>> START Input rows
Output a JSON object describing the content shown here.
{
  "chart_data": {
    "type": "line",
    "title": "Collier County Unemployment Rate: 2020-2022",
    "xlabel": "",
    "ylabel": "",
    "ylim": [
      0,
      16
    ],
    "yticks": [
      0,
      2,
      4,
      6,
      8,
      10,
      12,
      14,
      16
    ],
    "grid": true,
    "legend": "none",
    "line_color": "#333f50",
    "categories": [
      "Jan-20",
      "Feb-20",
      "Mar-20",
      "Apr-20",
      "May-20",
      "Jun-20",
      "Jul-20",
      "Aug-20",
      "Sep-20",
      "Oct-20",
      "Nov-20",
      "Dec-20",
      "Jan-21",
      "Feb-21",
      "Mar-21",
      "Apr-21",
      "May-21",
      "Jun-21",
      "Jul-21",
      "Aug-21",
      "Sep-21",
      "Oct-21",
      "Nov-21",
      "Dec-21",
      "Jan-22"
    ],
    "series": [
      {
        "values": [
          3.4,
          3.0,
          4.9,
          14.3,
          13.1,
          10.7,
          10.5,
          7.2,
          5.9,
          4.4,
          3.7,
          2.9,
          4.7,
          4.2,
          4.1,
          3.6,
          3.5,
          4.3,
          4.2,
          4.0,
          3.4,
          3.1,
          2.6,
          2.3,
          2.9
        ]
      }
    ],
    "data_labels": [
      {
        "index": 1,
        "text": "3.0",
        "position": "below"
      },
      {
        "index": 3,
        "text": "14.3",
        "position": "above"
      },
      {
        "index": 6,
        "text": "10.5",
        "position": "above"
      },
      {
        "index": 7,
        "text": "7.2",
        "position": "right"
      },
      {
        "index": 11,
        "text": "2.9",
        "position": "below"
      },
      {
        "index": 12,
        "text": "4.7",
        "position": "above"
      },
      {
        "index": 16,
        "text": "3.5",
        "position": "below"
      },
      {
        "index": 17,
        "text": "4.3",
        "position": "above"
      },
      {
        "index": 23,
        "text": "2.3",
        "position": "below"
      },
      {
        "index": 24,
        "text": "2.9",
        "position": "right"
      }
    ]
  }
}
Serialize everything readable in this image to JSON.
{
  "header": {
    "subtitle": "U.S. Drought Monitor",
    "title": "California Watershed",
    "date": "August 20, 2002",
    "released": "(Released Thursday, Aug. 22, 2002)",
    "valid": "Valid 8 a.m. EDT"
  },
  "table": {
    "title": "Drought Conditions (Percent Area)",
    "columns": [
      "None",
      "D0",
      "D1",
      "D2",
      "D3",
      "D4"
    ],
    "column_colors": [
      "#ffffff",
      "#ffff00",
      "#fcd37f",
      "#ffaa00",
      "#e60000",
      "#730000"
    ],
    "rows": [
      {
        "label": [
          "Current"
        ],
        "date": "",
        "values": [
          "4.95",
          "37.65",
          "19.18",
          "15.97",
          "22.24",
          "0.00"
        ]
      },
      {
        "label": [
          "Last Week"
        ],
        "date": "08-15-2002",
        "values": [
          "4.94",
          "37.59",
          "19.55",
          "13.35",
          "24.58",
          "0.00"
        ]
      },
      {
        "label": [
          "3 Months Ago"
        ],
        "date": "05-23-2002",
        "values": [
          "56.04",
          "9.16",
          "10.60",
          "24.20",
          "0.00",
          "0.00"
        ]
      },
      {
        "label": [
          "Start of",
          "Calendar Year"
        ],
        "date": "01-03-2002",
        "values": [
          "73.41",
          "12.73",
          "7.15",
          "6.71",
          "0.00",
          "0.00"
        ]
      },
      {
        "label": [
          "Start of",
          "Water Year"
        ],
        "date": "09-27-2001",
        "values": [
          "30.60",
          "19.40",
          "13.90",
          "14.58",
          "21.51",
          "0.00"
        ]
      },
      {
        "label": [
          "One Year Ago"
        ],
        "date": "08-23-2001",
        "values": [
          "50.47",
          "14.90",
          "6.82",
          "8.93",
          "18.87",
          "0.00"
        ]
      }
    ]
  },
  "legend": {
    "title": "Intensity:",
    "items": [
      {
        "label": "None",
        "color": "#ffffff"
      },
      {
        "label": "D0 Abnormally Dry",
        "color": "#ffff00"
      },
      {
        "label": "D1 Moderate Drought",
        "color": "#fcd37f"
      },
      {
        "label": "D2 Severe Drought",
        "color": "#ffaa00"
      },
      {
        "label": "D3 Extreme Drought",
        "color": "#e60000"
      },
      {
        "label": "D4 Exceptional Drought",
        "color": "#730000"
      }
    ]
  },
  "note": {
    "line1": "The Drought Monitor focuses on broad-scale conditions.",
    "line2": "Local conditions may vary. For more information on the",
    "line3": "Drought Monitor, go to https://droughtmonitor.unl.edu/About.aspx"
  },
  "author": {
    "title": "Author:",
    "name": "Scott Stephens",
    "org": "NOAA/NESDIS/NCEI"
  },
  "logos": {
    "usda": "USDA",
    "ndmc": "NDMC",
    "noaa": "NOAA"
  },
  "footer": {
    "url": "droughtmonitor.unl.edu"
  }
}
>> END Input rows
■ **Directions**:
Repeat all the entries word for word.

■ **Final result**:
Output a JSON object describing the content shown here.
{
  "chart_data": {
    "type": "line",
    "title": "Collier County Unemployment Rate: 2020-2022",
    "xlabel": "",
    "ylabel": "",
    "ylim": [
      0,
      16
    ],
    "yticks": [
      0,
      2,
      4,
      6,
      8,
      10,
      12,
      14,
      16
    ],
    "grid": true,
    "legend": "none",
    "line_color": "#333f50",
    "categories": [
      "Jan-20",
      "Feb-20",
      "Mar-20",
      "Apr-20",
      "May-20",
      "Jun-20",
      "Jul-20",
      "Aug-20",
      "Sep-20",
      "Oct-20",
      "Nov-20",
      "Dec-20",
      "Jan-21",
      "Feb-21",
      "Mar-21",
      "Apr-21",
      "May-21",
      "Jun-21",
      "Jul-21",
      "Aug-21",
      "Sep-21",
      "Oct-21",
      "Nov-21",
      "Dec-21",
      "Jan-22"
    ],
    "series": [
      {
        "values": [
          3.4,
          3.0,
          4.9,
          14.3,
          13.1,
          10.7,
          10.5,
          7.2,
          5.9,
          4.4,
          3.7,
          2.9,
          4.7,
          4.2,
          4.1,
          3.6,
          3.5,
          4.3,
          4.2,
          4.0,
          3.4,
          3.1,
          2.6,
          2.3,
          2.9
        ]
      }
    ],
    "data_labels": [
      {
        "index": 1,
        "text": "3.0",
        "position": "below"
      },
      {
        "index": 3,
        "text": "14.3",
        "position": "above"
      },
      {
        "index": 6,
        "text": "10.5",
        "position": "above"
      },
      {
        "index": 7,
        "text": "7.2",
        "position": "right"
      },
      {
        "index": 11,
        "text": "2.9",
        "position": "below"
      },
      {
        "index": 12,
        "text": "4.7",
        "position": "above"
      },
      {
        "index": 16,
        "text": "3.5",
        "position": "below"
      },
      {
        "index": 17,
        "text": "4.3",
        "position": "above"
      },
      {
        "index": 23,
        "text": "2.3",
        "position": "below"
      },
      {
        "index": 24,
        "text": "2.9",
        "position": "right"
      }
    ]
  }
}
Serialize everything readable in this image to JSON.
{
  "header": {
    "subtitle": "U.S. Drought Monitor",
    "title": "California Watershed",
    "date": "August 20, 2002",
    "released": "(Released Thursday, Aug. 22, 2002)",
    "valid": "Valid 8 a.m. EDT"
  },
  "table": {
    "title": "Drought Conditions (Percent Area)",
    "columns": [
      "None",
      "D0",
      "D1",
      "D2",
      "D3",
      "D4"
    ],
    "column_colors": [
      "#ffffff",
      "#ffff00",
      "#fcd37f",
      "#ffaa00",
      "#e60000",
      "#730000"
    ],
    "rows": [
      {
        "label": [
          "Current"
        ],
        "date": "",
        "values": [
          "4.95",
          "37.65",
          "19.18",
          "15.97",
          "22.24",
          "0.00"
        ]
      },
      {
        "label": [
          "Last Week"
        ],
        "date": "08-15-2002",
        "values": [
          "4.94",
          "37.59",
          "19.55",
          "13.35",
          "24.58",
          "0.00"
        ]
      },
      {
        "label": [
          "3 Months Ago"
        ],
        "date": "05-23-2002",
        "values": [
          "56.04",
          "9.16",
          "10.60",
          "24.20",
          "0.00",
          "0.00"
        ]
      },
      {
        "label": [
          "Start of",
          "Calendar Year"
        ],
        "date": "01-03-2002",
        "values": [
          "73.41",
          "12.73",
          "7.15",
          "6.71",
          "0.00",
          "0.00"
        ]
      },
      {
        "label": [
          "Start of",
          "Water Year"
        ],
        "date": "09-27-2001",
        "values": [
          "30.60",
          "19.40",
          "13.90",
          "14.58",
          "21.51",
          "0.00"
        ]
      },
      {
        "label": [
          "One Year Ago"
        ],
        "date": "08-23-2001",
        "values": [
          "50.47",
          "14.90",
          "6.82",
          "8.93",
          "18.87",
          "0.00"
        ]
      }
    ]
  },
  "legend": {
    "title": "Intensity:",
    "items": [
      {
        "label": "None",
        "color": "#ffffff"
      },
      {
        "label": "D0 Abnormally Dry",
        "color": "#ffff00"
      },
      {
        "label": "D1 Moderate Drought",
        "color": "#fcd37f"
      },
      {
        "label": "D2 Severe Drought",
        "color": "#ffaa00"
      },
      {
        "label": "D3 Extreme Drought",
        "color": "#e60000"
      },
      {
        "label": "D4 Exceptional Drought",
        "color": "#730000"
      }
    ]
  },
  "note": {
    "line1": "The Drought Monitor focuses on broad-scale conditions.",
    "line2": "Local conditions may vary. For more information on the",
    "line3": "Drought Monitor, go to https://droughtmonitor.unl.edu/About.aspx"
  },
  "author": {
    "title": "Author:",
    "name": "Scott Stephens",
    "org": "NOAA/NESDIS/NCEI"
  },
  "logos": {
    "usda": "USDA",
    "ndmc": "NDMC",
    "noaa": "NOAA"
  },
  "footer": {
    "url": "droughtmonitor.unl.edu"
  }
}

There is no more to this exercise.